- **Description of the task**
Turn each line of the material into an item of a numbered list, leaving out any blank lines.

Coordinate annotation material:
········
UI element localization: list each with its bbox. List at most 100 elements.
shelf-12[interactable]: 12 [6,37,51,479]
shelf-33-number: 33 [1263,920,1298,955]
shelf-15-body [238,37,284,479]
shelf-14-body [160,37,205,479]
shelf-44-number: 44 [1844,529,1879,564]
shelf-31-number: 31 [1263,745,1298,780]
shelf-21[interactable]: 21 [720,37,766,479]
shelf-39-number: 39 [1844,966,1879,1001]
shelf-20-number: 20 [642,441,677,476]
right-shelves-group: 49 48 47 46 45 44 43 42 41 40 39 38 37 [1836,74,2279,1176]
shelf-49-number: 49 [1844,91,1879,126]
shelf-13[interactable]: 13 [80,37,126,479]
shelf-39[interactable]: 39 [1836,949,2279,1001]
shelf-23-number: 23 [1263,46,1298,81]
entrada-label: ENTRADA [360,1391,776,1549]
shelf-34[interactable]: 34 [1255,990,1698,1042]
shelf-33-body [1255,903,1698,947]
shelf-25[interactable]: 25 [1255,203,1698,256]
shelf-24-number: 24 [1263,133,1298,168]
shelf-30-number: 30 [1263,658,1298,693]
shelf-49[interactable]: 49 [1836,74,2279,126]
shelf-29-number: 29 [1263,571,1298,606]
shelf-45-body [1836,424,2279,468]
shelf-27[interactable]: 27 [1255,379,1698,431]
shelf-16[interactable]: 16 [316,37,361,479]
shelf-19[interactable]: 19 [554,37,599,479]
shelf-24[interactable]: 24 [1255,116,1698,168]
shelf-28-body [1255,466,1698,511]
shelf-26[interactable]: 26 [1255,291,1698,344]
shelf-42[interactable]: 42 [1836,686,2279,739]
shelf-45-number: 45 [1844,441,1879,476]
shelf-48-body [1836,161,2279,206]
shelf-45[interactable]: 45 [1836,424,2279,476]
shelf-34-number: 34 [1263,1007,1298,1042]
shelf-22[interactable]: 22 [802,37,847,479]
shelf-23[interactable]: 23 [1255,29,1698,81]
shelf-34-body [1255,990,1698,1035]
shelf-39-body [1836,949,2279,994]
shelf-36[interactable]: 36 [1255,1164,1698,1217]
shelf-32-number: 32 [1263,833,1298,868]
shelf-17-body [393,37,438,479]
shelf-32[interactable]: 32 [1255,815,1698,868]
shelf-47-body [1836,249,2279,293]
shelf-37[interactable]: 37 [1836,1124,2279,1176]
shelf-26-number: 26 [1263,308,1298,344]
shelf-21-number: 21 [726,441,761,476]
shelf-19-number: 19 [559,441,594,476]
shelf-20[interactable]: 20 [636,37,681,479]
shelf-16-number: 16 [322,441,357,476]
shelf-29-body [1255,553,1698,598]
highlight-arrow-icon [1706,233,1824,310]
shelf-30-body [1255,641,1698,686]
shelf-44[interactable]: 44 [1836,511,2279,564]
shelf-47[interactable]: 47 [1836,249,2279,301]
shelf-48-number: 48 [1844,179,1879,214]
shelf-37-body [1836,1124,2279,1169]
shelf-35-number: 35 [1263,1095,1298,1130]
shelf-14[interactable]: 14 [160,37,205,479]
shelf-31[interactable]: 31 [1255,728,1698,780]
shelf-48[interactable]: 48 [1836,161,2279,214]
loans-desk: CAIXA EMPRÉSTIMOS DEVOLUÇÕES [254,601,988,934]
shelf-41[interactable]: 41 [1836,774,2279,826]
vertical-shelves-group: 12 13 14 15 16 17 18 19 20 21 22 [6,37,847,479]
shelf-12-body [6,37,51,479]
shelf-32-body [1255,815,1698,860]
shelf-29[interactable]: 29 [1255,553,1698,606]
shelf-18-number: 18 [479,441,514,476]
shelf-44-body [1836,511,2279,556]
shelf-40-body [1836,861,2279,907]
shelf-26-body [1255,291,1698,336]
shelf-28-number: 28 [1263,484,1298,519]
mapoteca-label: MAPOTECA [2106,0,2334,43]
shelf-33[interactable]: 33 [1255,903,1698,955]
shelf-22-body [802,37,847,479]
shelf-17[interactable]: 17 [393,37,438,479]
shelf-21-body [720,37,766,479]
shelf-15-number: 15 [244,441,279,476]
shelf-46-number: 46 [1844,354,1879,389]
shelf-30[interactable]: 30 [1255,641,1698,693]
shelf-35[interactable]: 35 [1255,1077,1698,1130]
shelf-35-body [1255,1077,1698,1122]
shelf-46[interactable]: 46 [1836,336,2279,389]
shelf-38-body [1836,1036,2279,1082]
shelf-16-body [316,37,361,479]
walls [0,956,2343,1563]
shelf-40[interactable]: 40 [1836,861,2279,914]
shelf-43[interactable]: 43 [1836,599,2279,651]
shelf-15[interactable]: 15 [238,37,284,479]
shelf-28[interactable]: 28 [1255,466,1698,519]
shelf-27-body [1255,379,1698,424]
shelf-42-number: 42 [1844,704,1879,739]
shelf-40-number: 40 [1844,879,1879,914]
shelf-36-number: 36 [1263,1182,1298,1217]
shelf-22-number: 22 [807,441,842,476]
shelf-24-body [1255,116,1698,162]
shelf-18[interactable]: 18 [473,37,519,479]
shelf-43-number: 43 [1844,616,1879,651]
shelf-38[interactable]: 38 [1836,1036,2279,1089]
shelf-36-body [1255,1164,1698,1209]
········
- **Worked answer**
1. UI element localization: list each with its bbox. List at most 100 elements.
2. shelf-12[interactable]: 12 [6,37,51,479]
3. shelf-33-number: 33 [1263,920,1298,955]
4. shelf-15-body [238,37,284,479]
5. shelf-14-body [160,37,205,479]
6. shelf-44-number: 44 [1844,529,1879,564]
7. shelf-31-number: 31 [1263,745,1298,780]
8. shelf-21[interactable]: 21 [720,37,766,479]
9. shelf-39-number: 39 [1844,966,1879,1001]
10. shelf-20-number: 20 [642,441,677,476]
11. right-shelves-group: 49 48 47 46 45 44 43 42 41 40 39 38 37 [1836,74,2279,1176]
12. shelf-49-number: 49 [1844,91,1879,126]
13. shelf-13[interactable]: 13 [80,37,126,479]
14. shelf-39[interactable]: 39 [1836,949,2279,1001]
15. shelf-23-number: 23 [1263,46,1298,81]
16. entrada-label: ENTRADA [360,1391,776,1549]
17. shelf-34[interactable]: 34 [1255,990,1698,1042]
18. shelf-33-body [1255,903,1698,947]
19. shelf-25[interactable]: 25 [1255,203,1698,256]
20. shelf-24-number: 24 [1263,133,1298,168]
21. shelf-30-number: 30 [1263,658,1298,693]
22. shelf-49[interactable]: 49 [1836,74,2279,126]
23. shelf-29-number: 29 [1263,571,1298,606]
24. shelf-45-body [1836,424,2279,468]
25. shelf-27[interactable]: 27 [1255,379,1698,431]
26. shelf-16[interactable]: 16 [316,37,361,479]
27. shelf-19[interactable]: 19 [554,37,599,479]
28. shelf-24[interactable]: 24 [1255,116,1698,168]
29. shelf-28-body [1255,466,1698,511]
30. shelf-26[interactable]: 26 [1255,291,1698,344]
31. shelf-42[interactable]: 42 [1836,686,2279,739]
32. shelf-45-number: 45 [1844,441,1879,476]
33. shelf-48-body [1836,161,2279,206]
34. shelf-45[interactable]: 45 [1836,424,2279,476]
35. shelf-34-number: 34 [1263,1007,1298,1042]
36. shelf-22[interactable]: 22 [802,37,847,479]
37. shelf-23[interactable]: 23 [1255,29,1698,81]
38. shelf-34-body [1255,990,1698,1035]
39. shelf-39-body [1836,949,2279,994]
40. shelf-36[interactable]: 36 [1255,1164,1698,1217]
41. shelf-32-number: 32 [1263,833,1298,868]
42. shelf-17-body [393,37,438,479]
43. shelf-32[interactable]: 32 [1255,815,1698,868]
44. shelf-47-body [1836,249,2279,293]
45. shelf-37[interactable]: 37 [1836,1124,2279,1176]
46. shelf-26-number: 26 [1263,308,1298,344]
47. shelf-21-number: 21 [726,441,761,476]
48. shelf-19-number: 19 [559,441,594,476]
49. shelf-20[interactable]: 20 [636,37,681,479]
50. shelf-16-number: 16 [322,441,357,476]
51. shelf-29-body [1255,553,1698,598]
52. highlight-arrow-icon [1706,233,1824,310]
53. shelf-30-body [1255,641,1698,686]
54. shelf-44[interactable]: 44 [1836,511,2279,564]
55. shelf-47[interactable]: 47 [1836,249,2279,301]
56. shelf-48-number: 48 [1844,179,1879,214]
57. shelf-37-body [1836,1124,2279,1169]
58. shelf-35-number: 35 [1263,1095,1298,1130]
59. shelf-14[interactable]: 14 [160,37,205,479]
60. shelf-31[interactable]: 31 [1255,728,1698,780]
61. shelf-48[interactable]: 48 [1836,161,2279,214]
62. loans-desk: CAIXA EMPRÉSTIMOS DEVOLUÇÕES [254,601,988,934]
63. shelf-41[interactable]: 41 [1836,774,2279,826]
64. vertical-shelves-group: 12 13 14 15 16 17 18 19 20 21 22 [6,37,847,479]
65. shelf-12-body [6,37,51,479]
66. shelf-32-body [1255,815,1698,860]
67. shelf-29[interactable]: 29 [1255,553,1698,606]
68. shelf-18-number: 18 [479,441,514,476]
69. shelf-44-body [1836,511,2279,556]
70. shelf-40-body [1836,861,2279,907]
71. shelf-26-body [1255,291,1698,336]
72. shelf-28-number: 28 [1263,484,1298,519]
73. mapoteca-label: MAPOTECA [2106,0,2334,43]
74. shelf-33[interactable]: 33 [1255,903,1698,955]
75. shelf-22-body [802,37,847,479]
76. shelf-17[interactable]: 17 [393,37,438,479]
77. shelf-21-body [720,37,766,479]
78. shelf-15-number: 15 [244,441,279,476]
79. shelf-46-number: 46 [1844,354,1879,389]
80. shelf-30[interactable]: 30 [1255,641,1698,693]
81. shelf-35[interactable]: 35 [1255,1077,1698,1130]
82. shelf-35-body [1255,1077,1698,1122]
83. shelf-46[interactable]: 46 [1836,336,2279,389]
84. shelf-38-body [1836,1036,2279,1082]
85. shelf-16-body [316,37,361,479]
86. walls [0,956,2343,1563]
87. shelf-40[interactable]: 40 [1836,861,2279,914]
88. shelf-43[interactable]: 43 [1836,599,2279,651]
89. shelf-15[interactable]: 15 [238,37,284,479]
90. shelf-28[interactable]: 28 [1255,466,1698,519]
91. shelf-27-body [1255,379,1698,424]
92. shelf-42-number: 42 [1844,704,1879,739]
93. shelf-40-number: 40 [1844,879,1879,914]
94. shelf-36-number: 36 [1263,1182,1298,1217]
95. shelf-22-number: 22 [807,441,842,476]
96. shelf-24-body [1255,116,1698,162]
97. shelf-18[interactable]: 18 [473,37,519,479]
98. shelf-43-number: 43 [1844,616,1879,651]
99. shelf-38[interactable]: 38 [1836,1036,2279,1089]
100. shelf-36-body [1255,1164,1698,1209]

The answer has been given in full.